**SHORT EXERCISE**
Pull out each line of the material that contains the string "today", matching case exactly.

** Start of RECORDS FOR THIS TASK **

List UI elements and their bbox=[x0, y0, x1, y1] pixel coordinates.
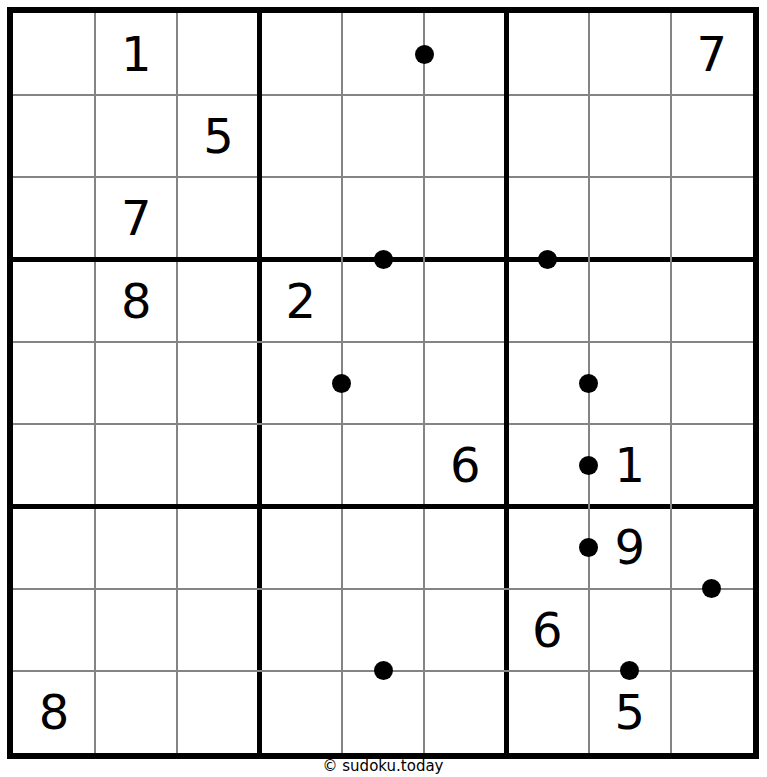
cell-r8c4[interactable] bbox=[260, 589, 342, 671]
cell-r8c8[interactable] bbox=[589, 589, 671, 671]
consecutive-dot-R3C7-R4C7 bbox=[538, 250, 557, 269]
page: 175782619685 © sudoku.today bbox=[0, 0, 767, 777]
cell-r5c8[interactable] bbox=[589, 342, 671, 424]
cell-r4c8[interactable] bbox=[589, 260, 671, 342]
cell-r6c4[interactable] bbox=[260, 424, 342, 506]
cell-r1c9: 7 bbox=[671, 13, 753, 95]
cell-r4c3[interactable] bbox=[177, 260, 259, 342]
cell-r7c7[interactable] bbox=[506, 506, 588, 588]
cell-r7c4[interactable] bbox=[260, 506, 342, 588]
cell-r5c4[interactable] bbox=[260, 342, 342, 424]
cell-r8c5[interactable] bbox=[342, 589, 424, 671]
cell-r2c1[interactable] bbox=[13, 95, 95, 177]
cell-r4c1[interactable] bbox=[13, 260, 95, 342]
cell-r7c5[interactable] bbox=[342, 506, 424, 588]
cell-r8c1[interactable] bbox=[13, 589, 95, 671]
cell-r7c6[interactable] bbox=[424, 506, 506, 588]
consecutive-dot-R8C5-R9C5 bbox=[374, 661, 393, 680]
cell-r7c8: 9 bbox=[589, 506, 671, 588]
cell-r2c9[interactable] bbox=[671, 95, 753, 177]
cell-r8c9[interactable] bbox=[671, 589, 753, 671]
consecutive-dot-R1C5-R1C6 bbox=[415, 45, 434, 64]
cell-r9c5[interactable] bbox=[342, 671, 424, 753]
cell-r6c5[interactable] bbox=[342, 424, 424, 506]
cell-r1c7[interactable] bbox=[506, 13, 588, 95]
cell-r6c8: 1 bbox=[589, 424, 671, 506]
cell-r3c8[interactable] bbox=[589, 177, 671, 259]
cell-r9c2[interactable] bbox=[95, 671, 177, 753]
cell-r8c3[interactable] bbox=[177, 589, 259, 671]
cell-r6c6: 6 bbox=[424, 424, 506, 506]
cell-r3c4[interactable] bbox=[260, 177, 342, 259]
cell-r6c7[interactable] bbox=[506, 424, 588, 506]
consecutive-dot-R6C7-R6C8 bbox=[579, 456, 598, 475]
cell-r2c2[interactable] bbox=[95, 95, 177, 177]
board: 175782619685 bbox=[7, 7, 759, 759]
cell-r5c7[interactable] bbox=[506, 342, 588, 424]
cell-r9c3[interactable] bbox=[177, 671, 259, 753]
cell-r7c3[interactable] bbox=[177, 506, 259, 588]
cell-r1c3[interactable] bbox=[177, 13, 259, 95]
cell-r4c9[interactable] bbox=[671, 260, 753, 342]
cell-r2c6[interactable] bbox=[424, 95, 506, 177]
cell-r6c9[interactable] bbox=[671, 424, 753, 506]
cell-r7c1[interactable] bbox=[13, 506, 95, 588]
consecutive-dot-R7C7-R7C8 bbox=[579, 538, 598, 557]
cell-r7c9[interactable] bbox=[671, 506, 753, 588]
cell-r3c1[interactable] bbox=[13, 177, 95, 259]
consecutive-dot-R5C7-R5C8 bbox=[579, 374, 598, 393]
cell-r5c3[interactable] bbox=[177, 342, 259, 424]
cell-r3c2: 7 bbox=[95, 177, 177, 259]
cell-r4c6[interactable] bbox=[424, 260, 506, 342]
cell-r9c4[interactable] bbox=[260, 671, 342, 753]
cell-r1c2: 1 bbox=[95, 13, 177, 95]
cell-r9c7[interactable] bbox=[506, 671, 588, 753]
cell-r5c6[interactable] bbox=[424, 342, 506, 424]
cell-r4c7[interactable] bbox=[506, 260, 588, 342]
cell-r4c5[interactable] bbox=[342, 260, 424, 342]
cell-r2c7[interactable] bbox=[506, 95, 588, 177]
cell-r5c5[interactable] bbox=[342, 342, 424, 424]
cell-r1c6[interactable] bbox=[424, 13, 506, 95]
consecutive-dot-R3C5-R4C5 bbox=[374, 250, 393, 269]
cell-r4c2: 8 bbox=[95, 260, 177, 342]
cell-r8c2[interactable] bbox=[95, 589, 177, 671]
cell-r3c5[interactable] bbox=[342, 177, 424, 259]
cell-r2c8[interactable] bbox=[589, 95, 671, 177]
cell-r5c9[interactable] bbox=[671, 342, 753, 424]
consecutive-dot-R5C4-R5C5 bbox=[332, 374, 351, 393]
cell-r3c7[interactable] bbox=[506, 177, 588, 259]
cell-r9c9[interactable] bbox=[671, 671, 753, 753]
cell-r9c6[interactable] bbox=[424, 671, 506, 753]
cell-r1c8[interactable] bbox=[589, 13, 671, 95]
cell-r7c2[interactable] bbox=[95, 506, 177, 588]
cell-r1c4[interactable] bbox=[260, 13, 342, 95]
cell-r3c3[interactable] bbox=[177, 177, 259, 259]
cell-r1c1[interactable] bbox=[13, 13, 95, 95]
cell-r6c3[interactable] bbox=[177, 424, 259, 506]
cell-r1c5[interactable] bbox=[342, 13, 424, 95]
cell-r5c2[interactable] bbox=[95, 342, 177, 424]
cell-r3c6[interactable] bbox=[424, 177, 506, 259]
cell-r8c7: 6 bbox=[506, 589, 588, 671]
cell-r6c1[interactable] bbox=[13, 424, 95, 506]
cell-r9c1: 8 bbox=[13, 671, 95, 753]
cell-r2c4[interactable] bbox=[260, 95, 342, 177]
cell-r9c8: 5 bbox=[589, 671, 671, 753]
cell-r3c9[interactable] bbox=[671, 177, 753, 259]
cell-r4c4: 2 bbox=[260, 260, 342, 342]
cell-r2c5[interactable] bbox=[342, 95, 424, 177]
cell-r8c6[interactable] bbox=[424, 589, 506, 671]
cell-r5c1[interactable] bbox=[13, 342, 95, 424]
cell-r2c3: 5 bbox=[177, 95, 259, 177]
footer-credit-link[interactable]: © sudoku.today bbox=[7, 757, 759, 775]
cell-r6c2[interactable] bbox=[95, 424, 177, 506]
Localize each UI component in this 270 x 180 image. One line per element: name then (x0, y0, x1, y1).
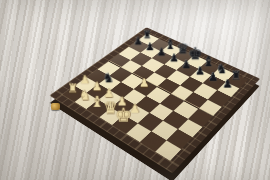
black-pawn-b7: ♟ (145, 42, 154, 52)
black-bishop-c8: ♝ (165, 38, 177, 51)
black-rook-a8: ♜ (143, 30, 152, 41)
photo-chess-scene: ♜♞♝♛♚♟♟♟♟♟♟♜♝♛♚♝♞♜♟♟♟♟♟♟♟♟♞ (0, 0, 270, 180)
black-pawn-g7: ♟ (208, 72, 218, 83)
white-pawn-a2: ♟ (80, 74, 90, 85)
black-pawn-c7: ♟ (157, 48, 167, 59)
white-pawn-d4: ♟ (139, 77, 149, 89)
white-rook-a1: ♜ (68, 82, 79, 94)
white-pawn-b2: ♟ (92, 81, 102, 93)
chess-board: ♜♞♝♛♚♟♟♟♟♟♟♜♝♛♚♝♞♜♟♟♟♟♟♟♟♟♞ (49, 27, 260, 173)
black-pawn-a7: ♟ (133, 37, 142, 47)
board-frame: ♜♞♝♛♚♟♟♟♟♟♟♜♝♛♚♝♞♜♟♟♟♟♟♟♟♟♞ (49, 27, 260, 173)
black-knight-b3: ♞ (103, 71, 115, 84)
black-pawn-f7: ♟ (195, 66, 205, 77)
brass-clasp (51, 103, 60, 110)
black-pawn-e7: ♟ (182, 59, 192, 70)
black-pawn-d7: ♟ (169, 53, 179, 64)
black-pawn-h7: ♟ (222, 79, 232, 91)
white-knight-b1: ♞ (79, 88, 91, 101)
white-king-e1: ♚ (115, 106, 132, 125)
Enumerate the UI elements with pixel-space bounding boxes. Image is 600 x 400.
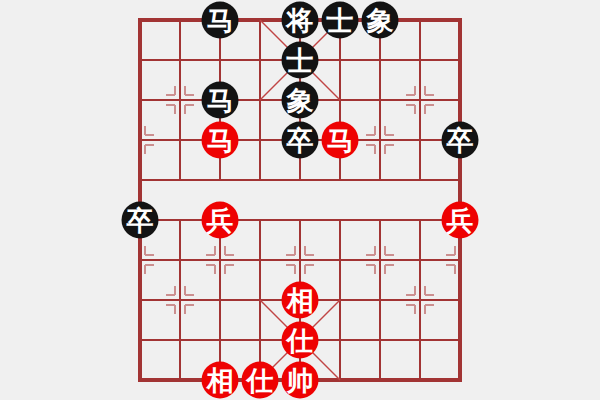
board-point[interactable]: 帅 [280,360,320,400]
board-point[interactable] [120,0,160,40]
board-point[interactable]: 马 [200,120,240,160]
board-point[interactable] [400,280,440,320]
board-point[interactable] [320,160,360,200]
board-point[interactable]: 马 [200,0,240,40]
board-point[interactable] [240,320,280,360]
board-point[interactable] [440,80,480,120]
piece-black-pawn[interactable]: 卒 [122,202,159,239]
board-point[interactable] [240,40,280,80]
board-point[interactable] [160,40,200,80]
board-point[interactable]: 仕 [240,360,280,400]
board-point[interactable] [120,320,160,360]
board-point[interactable] [400,360,440,400]
board-point[interactable] [360,40,400,80]
board-point[interactable] [360,80,400,120]
board-point[interactable]: 相 [200,360,240,400]
piece-red-horse[interactable]: 马 [322,122,359,159]
piece-black-elephant[interactable]: 象 [362,2,399,39]
board-point[interactable]: 卒 [120,200,160,240]
board-point[interactable] [160,280,200,320]
board-point[interactable] [160,240,200,280]
piece-black-pawn[interactable]: 卒 [442,122,479,159]
board-point[interactable] [240,80,280,120]
board-point[interactable] [200,320,240,360]
piece-black-advisor[interactable]: 士 [282,42,319,79]
piece-black-pawn[interactable]: 卒 [282,122,319,159]
board-point[interactable] [320,40,360,80]
board-point[interactable] [200,240,240,280]
piece-black-advisor[interactable]: 士 [322,2,359,39]
board-point[interactable] [440,0,480,40]
board-point[interactable] [240,200,280,240]
board-point[interactable] [440,280,480,320]
board-point[interactable] [440,40,480,80]
board-point[interactable] [400,160,440,200]
board-point[interactable] [160,320,200,360]
piece-black-king[interactable]: 将 [282,2,319,39]
board-point[interactable] [360,360,400,400]
piece-red-pawn[interactable]: 兵 [442,202,479,239]
board-point[interactable] [200,280,240,320]
board-point[interactable] [360,120,400,160]
board-point[interactable] [360,240,400,280]
board-point[interactable] [280,200,320,240]
board-point[interactable] [400,40,440,80]
board-point[interactable] [320,280,360,320]
board-point[interactable]: 将 [280,0,320,40]
board-point[interactable] [240,0,280,40]
board-point[interactable] [120,40,160,80]
piece-red-advisor[interactable]: 仕 [282,322,319,359]
board-point[interactable] [320,360,360,400]
board-point[interactable] [440,240,480,280]
piece-red-pawn[interactable]: 兵 [202,202,239,239]
board-point[interactable]: 卒 [280,120,320,160]
board-point[interactable]: 兵 [440,200,480,240]
piece-red-horse[interactable]: 马 [202,122,239,159]
board-point[interactable] [120,160,160,200]
xiangqi-app: 马将士象士马象马卒马卒卒兵兵相仕相仕帅 [0,0,600,400]
board-point[interactable] [360,160,400,200]
board-point[interactable]: 卒 [440,120,480,160]
board-point[interactable] [120,80,160,120]
piece-red-elephant[interactable]: 相 [282,282,319,319]
board-point[interactable] [240,120,280,160]
board-point[interactable] [160,120,200,160]
board-point[interactable] [400,320,440,360]
piece-black-horse[interactable]: 马 [202,82,239,119]
board-point[interactable] [160,0,200,40]
board-point[interactable] [240,240,280,280]
piece-black-elephant[interactable]: 象 [282,82,319,119]
xiangqi-board[interactable]: 马将士象士马象马卒马卒卒兵兵相仕相仕帅 [120,0,480,400]
board-point[interactable] [440,160,480,200]
board-point[interactable] [320,320,360,360]
board-point[interactable] [160,160,200,200]
board-point[interactable] [200,40,240,80]
board-point[interactable] [400,0,440,40]
board-point[interactable] [160,80,200,120]
board-point[interactable]: 士 [320,0,360,40]
board-point[interactable] [160,360,200,400]
board-point[interactable]: 仕 [280,320,320,360]
board-point[interactable]: 马 [200,80,240,120]
piece-black-horse[interactable]: 马 [202,2,239,39]
board-point[interactable] [400,80,440,120]
board-point[interactable] [240,160,280,200]
piece-red-king[interactable]: 帅 [282,362,319,399]
board-point[interactable] [240,280,280,320]
board-point[interactable] [320,240,360,280]
board-point[interactable]: 象 [360,0,400,40]
piece-red-advisor[interactable]: 仕 [242,362,279,399]
board-point[interactable] [400,200,440,240]
board-point[interactable] [280,240,320,280]
board-point[interactable] [120,280,160,320]
board-point[interactable] [120,240,160,280]
board-point[interactable] [440,360,480,400]
board-point[interactable] [400,240,440,280]
board-point[interactable] [440,320,480,360]
board-point[interactable] [360,320,400,360]
board-point[interactable] [320,200,360,240]
piece-red-elephant[interactable]: 相 [202,362,239,399]
board-point[interactable] [320,80,360,120]
board-point[interactable] [160,200,200,240]
board-point[interactable] [360,280,400,320]
board-point[interactable] [360,200,400,240]
board-point[interactable] [400,120,440,160]
board-point[interactable] [200,160,240,200]
board-point[interactable] [120,360,160,400]
board-point[interactable] [280,160,320,200]
board-point[interactable]: 相 [280,280,320,320]
board-point[interactable]: 象 [280,80,320,120]
board-point[interactable]: 兵 [200,200,240,240]
board-point[interactable]: 马 [320,120,360,160]
board-point[interactable] [120,120,160,160]
board-point[interactable]: 士 [280,40,320,80]
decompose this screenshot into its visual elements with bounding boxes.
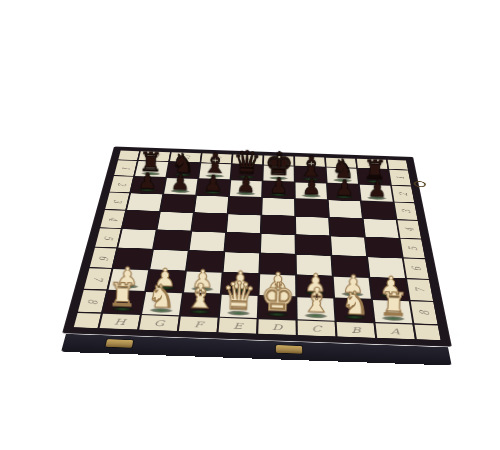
square-c2[interactable]: ♟ xyxy=(295,182,327,199)
rank-label-text: 3 xyxy=(111,199,123,203)
black-pawn[interactable]: ♟ xyxy=(296,175,328,197)
square-a2[interactable]: ♟ xyxy=(360,185,393,202)
rank-label-left-8: 8 xyxy=(78,290,106,313)
square-a3[interactable] xyxy=(362,201,396,219)
file-label-text: F xyxy=(194,320,204,328)
file-label-bottom-f: F xyxy=(179,316,218,332)
rank-label-text: 1 xyxy=(120,166,131,170)
square-g4[interactable] xyxy=(158,212,193,231)
rank-label-text: 6 xyxy=(97,255,110,260)
square-b2[interactable]: ♟ xyxy=(328,184,360,201)
piece-glyph: ♞ xyxy=(146,277,176,316)
rank-label-text: 7 xyxy=(91,276,104,281)
file-label-text: H xyxy=(113,317,126,325)
rank-label-text: 6 xyxy=(410,266,423,271)
white-bishop[interactable]: ♝ xyxy=(298,283,336,318)
black-pawn[interactable]: ♟ xyxy=(361,177,393,199)
square-g8[interactable]: ♞ xyxy=(142,292,182,315)
brass-hinge-right xyxy=(276,345,302,354)
square-d8[interactable]: ♚ xyxy=(259,296,296,319)
scene: HGFEDCBA1♜♞♝♛♚♝♞♜12♟♟♟♟♟♟♟♟2334455667♟♟♟… xyxy=(0,0,500,450)
file-label-bottom-d: D xyxy=(258,319,296,335)
square-a4[interactable] xyxy=(364,219,399,238)
square-f2[interactable]: ♟ xyxy=(197,179,230,196)
file-label-bottom-a: A xyxy=(376,323,415,339)
white-queen[interactable]: ♛ xyxy=(220,276,258,316)
black-pawn[interactable]: ♟ xyxy=(164,171,196,193)
square-d3[interactable] xyxy=(262,198,294,216)
piece-glyph: ♚ xyxy=(260,274,296,320)
rank-label-text: 8 xyxy=(417,310,430,315)
square-h3[interactable] xyxy=(127,193,162,211)
corner-cell xyxy=(74,313,101,328)
square-d2[interactable]: ♟ xyxy=(263,181,294,198)
piece-glyph: ♟ xyxy=(236,171,256,196)
rank-label-text: 2 xyxy=(397,192,408,196)
brass-hinge-left xyxy=(105,339,133,348)
piece-glyph: ♟ xyxy=(269,173,289,198)
rank-label-text: 8 xyxy=(86,298,100,303)
square-b3[interactable] xyxy=(329,200,362,218)
square-e8[interactable]: ♛ xyxy=(220,295,258,318)
rank-label-left-2: 2 xyxy=(110,176,133,192)
square-c4[interactable] xyxy=(296,217,329,236)
white-rook[interactable]: ♜ xyxy=(375,288,413,321)
square-f4[interactable] xyxy=(192,213,226,232)
square-e2[interactable]: ♟ xyxy=(230,180,262,197)
piece-glyph: ♜ xyxy=(108,275,138,314)
file-label-bottom-h: H xyxy=(100,314,140,330)
rank-label-right-2: 2 xyxy=(392,186,414,203)
square-e3[interactable] xyxy=(228,197,261,215)
rank-label-left-5: 5 xyxy=(95,228,121,247)
rank-label-left-3: 3 xyxy=(105,193,129,210)
square-a5[interactable] xyxy=(366,238,402,258)
piece-glyph: ♟ xyxy=(302,174,322,199)
square-e4[interactable] xyxy=(227,214,261,233)
black-pawn[interactable]: ♟ xyxy=(132,169,164,191)
piece-glyph: ♟ xyxy=(335,175,355,200)
square-b5[interactable] xyxy=(331,236,366,256)
black-pawn[interactable]: ♟ xyxy=(230,173,262,195)
rank-label-text: 4 xyxy=(107,217,119,221)
rank-label-right-5: 5 xyxy=(401,239,425,258)
square-d5[interactable] xyxy=(261,234,295,254)
black-pawn[interactable]: ♟ xyxy=(263,174,295,196)
file-label-text: B xyxy=(351,326,361,334)
piece-glyph: ♝ xyxy=(184,276,216,316)
piece-glyph: ♟ xyxy=(367,176,387,201)
chess-board: HGFEDCBA1♜♞♝♛♚♝♞♜12♟♟♟♟♟♟♟♟2334455667♟♟♟… xyxy=(62,147,452,347)
square-c5[interactable] xyxy=(296,235,330,255)
square-f8[interactable]: ♝ xyxy=(181,293,220,316)
square-b8[interactable]: ♞ xyxy=(335,299,373,322)
file-label-text: G xyxy=(153,319,164,327)
square-h8[interactable]: ♜ xyxy=(103,291,144,314)
white-knight[interactable]: ♞ xyxy=(143,280,181,313)
square-b4[interactable] xyxy=(330,218,364,237)
square-g5[interactable] xyxy=(154,230,190,250)
square-c8[interactable]: ♝ xyxy=(297,297,334,320)
piece-glyph: ♟ xyxy=(203,170,223,195)
board-grid: HGFEDCBA1♜♞♝♛♚♝♞♜12♟♟♟♟♟♟♟♟2334455667♟♟♟… xyxy=(62,147,452,347)
file-label-bottom-b: B xyxy=(337,322,376,338)
square-f3[interactable] xyxy=(195,196,229,214)
file-label-text: D xyxy=(272,323,282,331)
square-a8[interactable]: ♜ xyxy=(373,300,412,323)
file-label-text: E xyxy=(233,322,243,330)
piece-glyph: ♞ xyxy=(340,284,370,323)
white-bishop[interactable]: ♝ xyxy=(181,279,219,314)
square-f5[interactable] xyxy=(190,232,225,252)
rank-label-text: 5 xyxy=(407,246,419,250)
black-pawn[interactable]: ♟ xyxy=(197,172,229,194)
rank-label-text: 4 xyxy=(403,227,415,231)
square-h2[interactable]: ♟ xyxy=(131,177,165,194)
piece-glyph: ♟ xyxy=(138,168,158,193)
black-pawn[interactable]: ♟ xyxy=(329,176,361,198)
square-g2[interactable]: ♟ xyxy=(164,178,197,195)
rank-label-text: 1 xyxy=(395,176,406,180)
file-label-bottom-c: C xyxy=(298,321,336,337)
rank-label-text: 5 xyxy=(102,236,114,240)
rank-label-text: 7 xyxy=(414,288,427,293)
square-d4[interactable] xyxy=(262,216,295,235)
piece-glyph: ♟ xyxy=(170,169,190,194)
rank-label-left-4: 4 xyxy=(100,210,125,228)
piece-glyph: ♜ xyxy=(379,285,409,324)
corner-cell xyxy=(388,160,408,170)
square-e5[interactable] xyxy=(225,233,260,253)
white-rook[interactable]: ♜ xyxy=(104,278,142,311)
white-king[interactable]: ♚ xyxy=(259,277,297,317)
file-label-text: A xyxy=(390,327,400,335)
square-h5[interactable] xyxy=(118,229,155,249)
corner-cell xyxy=(414,325,440,341)
piece-glyph: ♝ xyxy=(301,280,333,320)
square-c3[interactable] xyxy=(296,199,328,217)
rank-label-right-4: 4 xyxy=(397,220,421,238)
square-g3[interactable] xyxy=(161,195,195,213)
rank-label-text: 2 xyxy=(116,182,127,186)
white-knight[interactable]: ♞ xyxy=(336,286,374,319)
rank-label-right-8: 8 xyxy=(411,301,438,324)
file-label-bottom-e: E xyxy=(219,318,257,334)
file-label-text: C xyxy=(311,324,321,332)
square-h4[interactable] xyxy=(123,211,159,230)
file-label-bottom-g: G xyxy=(139,315,179,331)
rank-label-right-3: 3 xyxy=(395,203,418,220)
piece-glyph: ♛ xyxy=(221,273,257,319)
rank-label-text: 3 xyxy=(400,209,411,213)
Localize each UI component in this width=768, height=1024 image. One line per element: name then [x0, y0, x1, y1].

** End of RECORDS FOR THIS TASK **

**ANSWER FOR THIS EXERCISE**
page: 175782619685 © sudoku.today bbox=[0, 0, 767, 777]
footer-credit-link[interactable]: © sudoku.today bbox=[7, 757, 759, 775]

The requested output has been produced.